TASK DETAILS
Write the entries out again exactly as they stand, but without the pictures.

[Data entries]
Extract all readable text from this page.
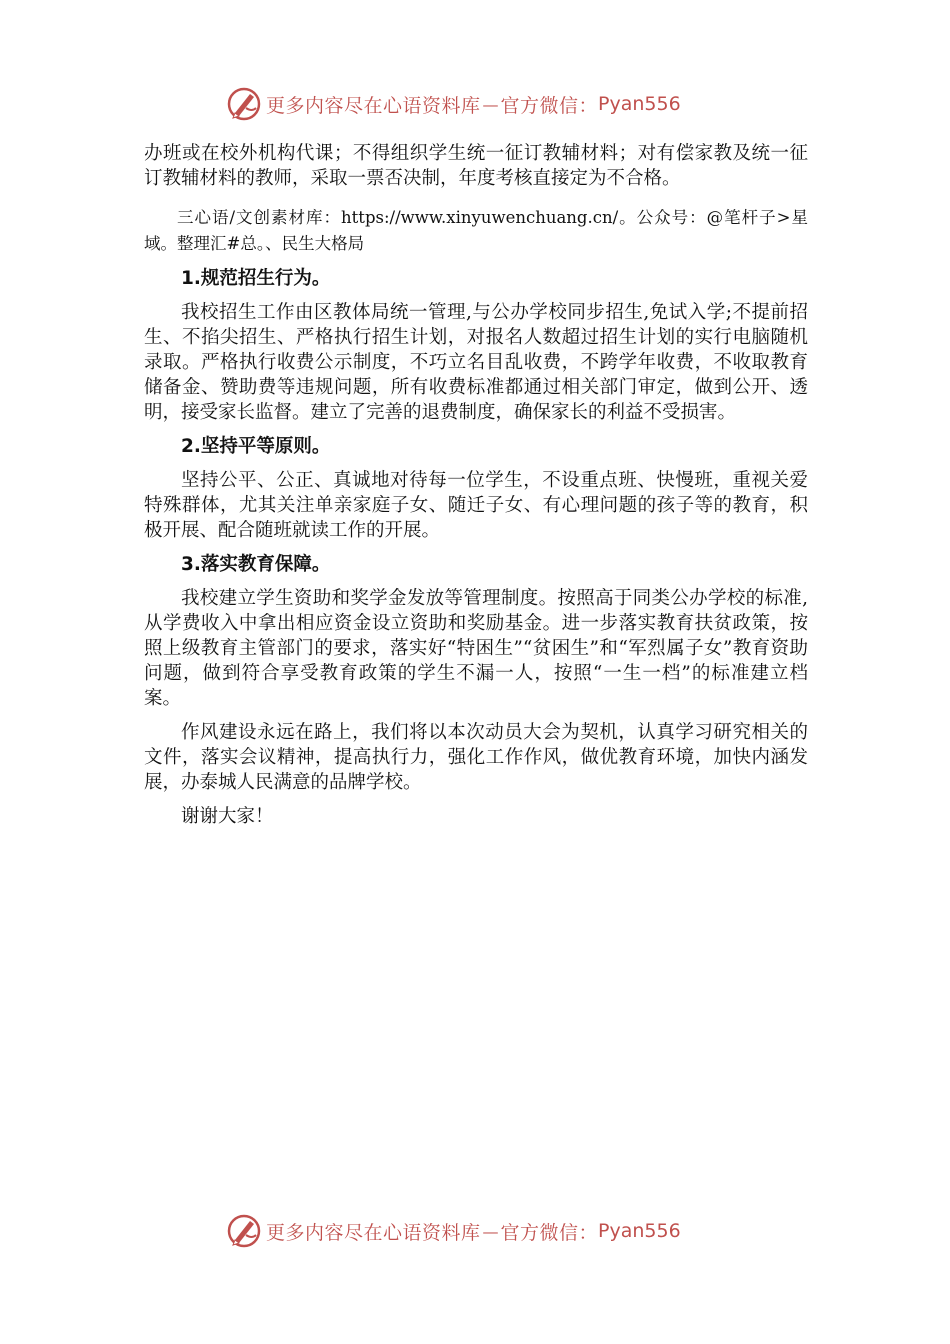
更多内容尽在心语资料库 — 官方微信： Pyan556

办班或在校外机构代课；不得组织学生统一征订教辅材料；对有偿家教及统一征订教辅材料的教师，采取一票否决制，年度考核直接定为不合格。

三心语/文创素材库：https://www.xinyuwenchuang.cn/。公众号：@笔杆子>星域。整理汇#总。、民生大格局

1.规范招生行为。

我校招生工作由区教体局统一管理,与公办学校同步招生,免试入学;不提前招生、不掐尖招生、严格执行招生计划，对报名人数超过招生计划的实行电脑随机录取。严格执行收费公示制度，不巧立名目乱收费，不跨学年收费，不收取教育储备金、赞助费等违规问题，所有收费标准都通过相关部门审定，做到公开、透明，接受家长监督。建立了完善的退费制度，确保家长的利益不受损害。

2.坚持平等原则。

坚持公平、公正、真诚地对待每一位学生，不设重点班、快慢班，重视关爱特殊群体，尤其关注单亲家庭子女、随迁子女、有心理问题的孩子等的教育，积极开展、配合随班就读工作的开展。

3.落实教育保障。

我校建立学生资助和奖学金发放等管理制度。按照高于同类公办学校的标准,从学费收入中拿出相应资金设立资助和奖励基金。进一步落实教育扶贫政策，按照上级教育主管部门的要求，落实好“特困生”“贫困生”和“军烈属子女”教育资助问题，做到符合享受教育政策的学生不漏一人，按照“一生一档”的标准建立档案。

作风建设永远在路上，我们将以本次动员大会为契机，认真学习研究相关的文件，落实会议精神，提高执行力，强化工作作风，做优教育环境，加快内涵发展，办泰城人民满意的品牌学校。

谢谢大家！

更多内容尽在心语资料库 — 官方微信： Pyan556
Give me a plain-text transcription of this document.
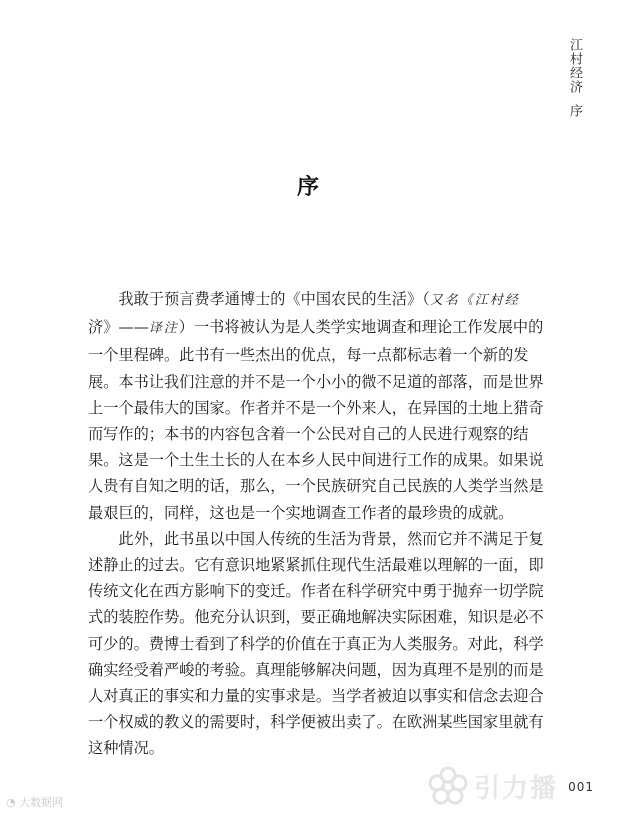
江村经济序
序
我敢于预言费孝通博士的《中国农民的生活》（又名《江村经
济》——译注）一书将被认为是人类学实地调查和理论工作发展中的
一个里程碑。此书有一些杰出的优点，每一点都标志着一个新的发
展。本书让我们注意的并不是一个小小的微不足道的部落，而是世界
上一个最伟大的国家。作者并不是一个外来人，在异国的土地上猎奇
而写作的；本书的内容包含着一个公民对自己的人民进行观察的结
果。这是一个土生土长的人在本乡人民中间进行工作的成果。如果说
人贵有自知之明的话，那么，一个民族研究自己民族的人类学当然是
最艰巨的，同样，这也是一个实地调查工作者的最珍贵的成就。
此外，此书虽以中国人传统的生活为背景，然而它并不满足于复
述静止的过去。它有意识地紧紧抓住现代生活最难以理解的一面，即
传统文化在西方影响下的变迁。作者在科学研究中勇于抛弃一切学院
式的装腔作势。他充分认识到，要正确地解决实际困难，知识是必不
可少的。费博士看到了科学的价值在于真正为人类服务。对此，科学
确实经受着严峻的考验。真理能够解决问题，因为真理不是别的而是
人对真正的事实和力量的实事求是。当学者被迫以事实和信念去迎合
一个权威的教义的需要时，科学便被出卖了。在欧洲某些国家里就有
这种情况。
001
◔ 大数据网	引力播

EXERCISE ANSWER
Extract all readable text from this page.
更多内容尽在心语资料库 — 官方微信： Pyan556

办班或在校外机构代课；不得组织学生统一征订教辅材料；对有偿家教及统一征订教辅材料的教师，采取一票否决制，年度考核直接定为不合格。

三心语/文创素材库：https://www.xinyuwenchuang.cn/。公众号：@笔杆子>星域。整理汇#总。、民生大格局

1.规范招生行为。

我校招生工作由区教体局统一管理,与公办学校同步招生,免试入学;不提前招生、不掐尖招生、严格执行招生计划，对报名人数超过招生计划的实行电脑随机录取。严格执行收费公示制度，不巧立名目乱收费，不跨学年收费，不收取教育储备金、赞助费等违规问题，所有收费标准都通过相关部门审定，做到公开、透明，接受家长监督。建立了完善的退费制度，确保家长的利益不受损害。

2.坚持平等原则。

坚持公平、公正、真诚地对待每一位学生，不设重点班、快慢班，重视关爱特殊群体，尤其关注单亲家庭子女、随迁子女、有心理问题的孩子等的教育，积极开展、配合随班就读工作的开展。

3.落实教育保障。

我校建立学生资助和奖学金发放等管理制度。按照高于同类公办学校的标准,从学费收入中拿出相应资金设立资助和奖励基金。进一步落实教育扶贫政策，按照上级教育主管部门的要求，落实好“特困生”“贫困生”和“军烈属子女”教育资助问题，做到符合享受教育政策的学生不漏一人，按照“一生一档”的标准建立档案。

作风建设永远在路上，我们将以本次动员大会为契机，认真学习研究相关的文件，落实会议精神，提高执行力，强化工作作风，做优教育环境，加快内涵发展，办泰城人民满意的品牌学校。

谢谢大家！

更多内容尽在心语资料库 — 官方微信： Pyan556
Give me a plain-text transcription of this document.
江村经济序
序
我敢于预言费孝通博士的《中国农民的生活》（又名《江村经
济》——译注）一书将被认为是人类学实地调查和理论工作发展中的
一个里程碑。此书有一些杰出的优点，每一点都标志着一个新的发
展。本书让我们注意的并不是一个小小的微不足道的部落，而是世界
上一个最伟大的国家。作者并不是一个外来人，在异国的土地上猎奇
而写作的；本书的内容包含着一个公民对自己的人民进行观察的结
果。这是一个土生土长的人在本乡人民中间进行工作的成果。如果说
人贵有自知之明的话，那么，一个民族研究自己民族的人类学当然是
最艰巨的，同样，这也是一个实地调查工作者的最珍贵的成就。
此外，此书虽以中国人传统的生活为背景，然而它并不满足于复
述静止的过去。它有意识地紧紧抓住现代生活最难以理解的一面，即
传统文化在西方影响下的变迁。作者在科学研究中勇于抛弃一切学院
式的装腔作势。他充分认识到，要正确地解决实际困难，知识是必不
可少的。费博士看到了科学的价值在于真正为人类服务。对此，科学
确实经受着严峻的考验。真理能够解决问题，因为真理不是别的而是
人对真正的事实和力量的实事求是。当学者被迫以事实和信念去迎合
一个权威的教义的需要时，科学便被出卖了。在欧洲某些国家里就有
这种情况。
001
◔ 大数据网	引力播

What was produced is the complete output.